## To do
Which lines below hold the word "values"? Copy all of them.

***** Data entries *****

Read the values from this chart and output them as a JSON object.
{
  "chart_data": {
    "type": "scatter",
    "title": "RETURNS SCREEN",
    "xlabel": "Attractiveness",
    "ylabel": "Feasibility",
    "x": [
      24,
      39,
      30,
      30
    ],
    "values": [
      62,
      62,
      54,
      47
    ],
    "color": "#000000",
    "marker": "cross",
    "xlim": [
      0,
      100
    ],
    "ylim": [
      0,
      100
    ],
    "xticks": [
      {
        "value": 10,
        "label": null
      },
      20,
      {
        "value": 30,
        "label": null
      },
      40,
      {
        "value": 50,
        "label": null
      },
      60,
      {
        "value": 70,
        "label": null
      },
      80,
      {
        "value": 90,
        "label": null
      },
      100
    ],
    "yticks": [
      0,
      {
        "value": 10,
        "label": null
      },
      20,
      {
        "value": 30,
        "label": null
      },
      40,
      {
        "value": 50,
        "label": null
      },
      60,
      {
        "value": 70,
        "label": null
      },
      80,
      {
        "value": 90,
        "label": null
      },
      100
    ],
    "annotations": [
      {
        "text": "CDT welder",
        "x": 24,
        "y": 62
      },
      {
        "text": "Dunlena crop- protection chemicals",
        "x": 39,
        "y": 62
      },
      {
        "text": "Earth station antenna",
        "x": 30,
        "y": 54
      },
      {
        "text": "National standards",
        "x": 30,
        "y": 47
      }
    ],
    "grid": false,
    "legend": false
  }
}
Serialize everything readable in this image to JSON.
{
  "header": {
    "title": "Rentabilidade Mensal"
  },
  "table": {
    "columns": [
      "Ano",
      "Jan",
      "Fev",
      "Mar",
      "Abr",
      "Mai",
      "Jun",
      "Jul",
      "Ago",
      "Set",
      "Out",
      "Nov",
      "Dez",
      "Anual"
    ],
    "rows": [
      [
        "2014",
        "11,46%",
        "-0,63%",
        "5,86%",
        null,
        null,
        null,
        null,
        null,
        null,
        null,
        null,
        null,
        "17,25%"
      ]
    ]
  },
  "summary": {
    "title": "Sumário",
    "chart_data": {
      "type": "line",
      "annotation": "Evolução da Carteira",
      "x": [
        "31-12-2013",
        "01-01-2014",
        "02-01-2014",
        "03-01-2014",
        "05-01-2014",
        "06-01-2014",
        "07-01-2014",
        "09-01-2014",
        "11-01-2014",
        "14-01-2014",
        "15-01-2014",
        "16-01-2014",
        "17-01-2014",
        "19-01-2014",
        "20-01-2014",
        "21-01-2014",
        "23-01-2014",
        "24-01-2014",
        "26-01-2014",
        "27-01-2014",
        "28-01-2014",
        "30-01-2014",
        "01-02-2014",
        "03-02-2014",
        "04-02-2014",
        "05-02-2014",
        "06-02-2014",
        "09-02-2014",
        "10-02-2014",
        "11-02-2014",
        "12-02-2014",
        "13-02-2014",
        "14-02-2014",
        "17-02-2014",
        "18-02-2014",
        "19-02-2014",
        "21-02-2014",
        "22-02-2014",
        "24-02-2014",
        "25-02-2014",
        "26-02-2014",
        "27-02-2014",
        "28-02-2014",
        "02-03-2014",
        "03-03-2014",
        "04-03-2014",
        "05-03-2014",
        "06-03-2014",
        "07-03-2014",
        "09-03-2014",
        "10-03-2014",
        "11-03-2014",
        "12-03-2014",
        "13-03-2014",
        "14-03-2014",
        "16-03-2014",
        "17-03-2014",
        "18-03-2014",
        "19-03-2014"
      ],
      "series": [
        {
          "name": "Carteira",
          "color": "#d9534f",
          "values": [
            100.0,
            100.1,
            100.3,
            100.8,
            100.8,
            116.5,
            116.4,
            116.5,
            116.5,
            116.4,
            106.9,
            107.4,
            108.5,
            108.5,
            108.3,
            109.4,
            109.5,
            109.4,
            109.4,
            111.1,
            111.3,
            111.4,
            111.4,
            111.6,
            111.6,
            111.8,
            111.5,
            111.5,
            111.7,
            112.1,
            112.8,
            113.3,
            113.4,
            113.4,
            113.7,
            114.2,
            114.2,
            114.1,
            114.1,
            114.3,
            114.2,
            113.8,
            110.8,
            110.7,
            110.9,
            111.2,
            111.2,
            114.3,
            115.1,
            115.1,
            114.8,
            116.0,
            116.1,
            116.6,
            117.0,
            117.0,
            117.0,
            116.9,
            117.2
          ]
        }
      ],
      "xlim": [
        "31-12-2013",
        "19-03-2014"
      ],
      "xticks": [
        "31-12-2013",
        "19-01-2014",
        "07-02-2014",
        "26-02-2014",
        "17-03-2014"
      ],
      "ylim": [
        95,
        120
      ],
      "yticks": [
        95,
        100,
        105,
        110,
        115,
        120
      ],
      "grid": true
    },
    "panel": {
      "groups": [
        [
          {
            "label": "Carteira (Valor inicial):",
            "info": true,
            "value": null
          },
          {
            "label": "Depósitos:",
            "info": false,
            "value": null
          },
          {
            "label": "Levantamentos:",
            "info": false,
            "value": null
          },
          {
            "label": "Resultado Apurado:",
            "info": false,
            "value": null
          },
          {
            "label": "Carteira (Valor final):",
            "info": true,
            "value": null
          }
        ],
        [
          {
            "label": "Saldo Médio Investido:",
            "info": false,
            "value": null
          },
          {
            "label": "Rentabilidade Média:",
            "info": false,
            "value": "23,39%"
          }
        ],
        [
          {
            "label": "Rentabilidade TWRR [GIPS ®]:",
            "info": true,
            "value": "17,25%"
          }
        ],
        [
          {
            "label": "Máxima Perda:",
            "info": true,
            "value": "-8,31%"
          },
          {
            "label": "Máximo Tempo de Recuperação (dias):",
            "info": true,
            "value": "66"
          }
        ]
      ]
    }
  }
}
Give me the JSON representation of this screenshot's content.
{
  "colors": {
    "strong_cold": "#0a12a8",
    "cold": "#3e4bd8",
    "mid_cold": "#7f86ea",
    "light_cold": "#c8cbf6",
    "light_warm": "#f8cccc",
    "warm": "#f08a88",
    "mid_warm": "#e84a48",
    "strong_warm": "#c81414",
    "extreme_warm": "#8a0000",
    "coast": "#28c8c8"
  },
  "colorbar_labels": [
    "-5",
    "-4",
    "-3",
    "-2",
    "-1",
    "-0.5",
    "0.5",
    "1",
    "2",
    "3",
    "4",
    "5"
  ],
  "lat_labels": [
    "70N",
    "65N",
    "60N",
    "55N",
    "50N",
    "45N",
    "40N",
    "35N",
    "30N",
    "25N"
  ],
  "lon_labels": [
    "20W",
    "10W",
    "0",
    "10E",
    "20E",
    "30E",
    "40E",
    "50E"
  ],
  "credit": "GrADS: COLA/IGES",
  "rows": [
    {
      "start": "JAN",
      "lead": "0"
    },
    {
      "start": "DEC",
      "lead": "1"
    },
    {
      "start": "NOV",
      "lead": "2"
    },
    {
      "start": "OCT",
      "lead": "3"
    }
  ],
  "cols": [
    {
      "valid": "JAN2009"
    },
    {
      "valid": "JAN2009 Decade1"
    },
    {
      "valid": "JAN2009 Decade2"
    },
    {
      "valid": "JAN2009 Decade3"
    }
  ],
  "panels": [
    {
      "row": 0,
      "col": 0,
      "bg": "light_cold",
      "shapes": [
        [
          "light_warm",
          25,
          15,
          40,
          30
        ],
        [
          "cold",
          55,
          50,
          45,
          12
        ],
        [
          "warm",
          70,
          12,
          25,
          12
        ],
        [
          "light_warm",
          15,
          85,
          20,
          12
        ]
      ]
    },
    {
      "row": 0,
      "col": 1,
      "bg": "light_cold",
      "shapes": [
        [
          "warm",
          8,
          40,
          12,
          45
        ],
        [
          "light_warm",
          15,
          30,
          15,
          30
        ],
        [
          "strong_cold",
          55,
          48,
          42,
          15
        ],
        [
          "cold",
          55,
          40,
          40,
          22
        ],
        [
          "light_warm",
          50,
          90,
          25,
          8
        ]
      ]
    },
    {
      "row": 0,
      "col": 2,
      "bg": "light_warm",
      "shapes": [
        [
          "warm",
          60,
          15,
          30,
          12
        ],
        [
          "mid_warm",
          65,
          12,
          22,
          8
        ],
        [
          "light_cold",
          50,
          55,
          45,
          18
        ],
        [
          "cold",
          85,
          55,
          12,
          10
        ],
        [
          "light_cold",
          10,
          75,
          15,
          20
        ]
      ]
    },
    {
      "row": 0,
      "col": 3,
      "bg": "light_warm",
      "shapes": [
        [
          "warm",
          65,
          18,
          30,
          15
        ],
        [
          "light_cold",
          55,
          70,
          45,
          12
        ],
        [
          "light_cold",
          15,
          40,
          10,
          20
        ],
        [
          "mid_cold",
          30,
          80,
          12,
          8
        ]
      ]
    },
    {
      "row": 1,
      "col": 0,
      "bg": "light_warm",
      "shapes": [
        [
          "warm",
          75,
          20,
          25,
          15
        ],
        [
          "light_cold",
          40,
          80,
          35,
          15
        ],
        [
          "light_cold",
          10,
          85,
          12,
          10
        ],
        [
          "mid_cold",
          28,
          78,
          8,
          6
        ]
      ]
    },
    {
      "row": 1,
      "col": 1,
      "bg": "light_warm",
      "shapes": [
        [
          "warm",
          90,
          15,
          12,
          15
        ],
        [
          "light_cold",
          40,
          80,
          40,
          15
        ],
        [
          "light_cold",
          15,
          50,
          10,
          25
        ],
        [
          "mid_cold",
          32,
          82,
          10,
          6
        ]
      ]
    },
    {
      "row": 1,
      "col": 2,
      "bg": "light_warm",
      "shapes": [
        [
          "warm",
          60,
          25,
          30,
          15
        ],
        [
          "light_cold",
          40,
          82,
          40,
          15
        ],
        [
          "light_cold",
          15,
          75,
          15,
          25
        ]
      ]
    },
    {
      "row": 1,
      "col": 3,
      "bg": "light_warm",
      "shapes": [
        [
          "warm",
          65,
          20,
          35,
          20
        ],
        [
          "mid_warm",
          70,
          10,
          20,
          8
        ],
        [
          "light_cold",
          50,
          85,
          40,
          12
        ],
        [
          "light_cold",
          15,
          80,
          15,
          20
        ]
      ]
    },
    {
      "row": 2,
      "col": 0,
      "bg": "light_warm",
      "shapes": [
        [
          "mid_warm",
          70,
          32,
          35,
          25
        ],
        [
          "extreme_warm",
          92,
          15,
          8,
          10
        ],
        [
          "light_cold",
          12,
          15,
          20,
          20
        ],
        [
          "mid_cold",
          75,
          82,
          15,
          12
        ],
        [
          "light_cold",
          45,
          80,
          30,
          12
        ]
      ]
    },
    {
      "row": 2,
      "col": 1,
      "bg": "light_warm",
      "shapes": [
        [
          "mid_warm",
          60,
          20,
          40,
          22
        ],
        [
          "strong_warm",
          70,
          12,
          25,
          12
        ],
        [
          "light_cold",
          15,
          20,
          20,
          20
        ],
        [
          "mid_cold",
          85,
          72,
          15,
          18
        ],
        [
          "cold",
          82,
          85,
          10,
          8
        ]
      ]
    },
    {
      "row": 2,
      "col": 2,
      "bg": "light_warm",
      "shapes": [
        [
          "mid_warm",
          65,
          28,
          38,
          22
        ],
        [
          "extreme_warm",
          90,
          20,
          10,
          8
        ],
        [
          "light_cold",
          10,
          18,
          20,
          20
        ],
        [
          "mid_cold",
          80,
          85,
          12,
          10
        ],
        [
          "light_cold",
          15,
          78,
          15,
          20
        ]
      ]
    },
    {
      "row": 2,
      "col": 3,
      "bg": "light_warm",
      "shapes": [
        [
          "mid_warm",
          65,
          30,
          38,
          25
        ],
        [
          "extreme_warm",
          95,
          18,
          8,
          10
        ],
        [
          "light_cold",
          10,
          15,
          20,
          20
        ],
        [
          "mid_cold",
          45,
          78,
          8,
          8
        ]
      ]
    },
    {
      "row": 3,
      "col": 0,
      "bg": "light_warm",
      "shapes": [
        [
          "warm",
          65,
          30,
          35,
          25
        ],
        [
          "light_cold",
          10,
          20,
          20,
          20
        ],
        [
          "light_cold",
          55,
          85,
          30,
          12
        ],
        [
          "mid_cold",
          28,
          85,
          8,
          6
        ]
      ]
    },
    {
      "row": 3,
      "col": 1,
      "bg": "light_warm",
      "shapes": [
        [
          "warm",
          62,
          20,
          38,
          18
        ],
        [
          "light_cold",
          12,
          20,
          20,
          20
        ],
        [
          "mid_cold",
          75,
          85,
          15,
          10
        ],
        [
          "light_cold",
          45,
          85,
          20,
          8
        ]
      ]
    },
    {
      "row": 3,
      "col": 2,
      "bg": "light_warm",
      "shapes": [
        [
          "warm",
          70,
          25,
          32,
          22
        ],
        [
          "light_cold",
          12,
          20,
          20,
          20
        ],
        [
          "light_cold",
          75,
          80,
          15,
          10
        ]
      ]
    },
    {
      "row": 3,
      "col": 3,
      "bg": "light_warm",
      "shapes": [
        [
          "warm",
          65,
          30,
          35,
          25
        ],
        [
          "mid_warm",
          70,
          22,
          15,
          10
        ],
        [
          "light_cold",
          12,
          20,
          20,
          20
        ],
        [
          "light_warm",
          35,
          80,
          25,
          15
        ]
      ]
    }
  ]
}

*****

## Reply
Read the values from this chart and output them as a JSON object.
    "values": [
          "values": [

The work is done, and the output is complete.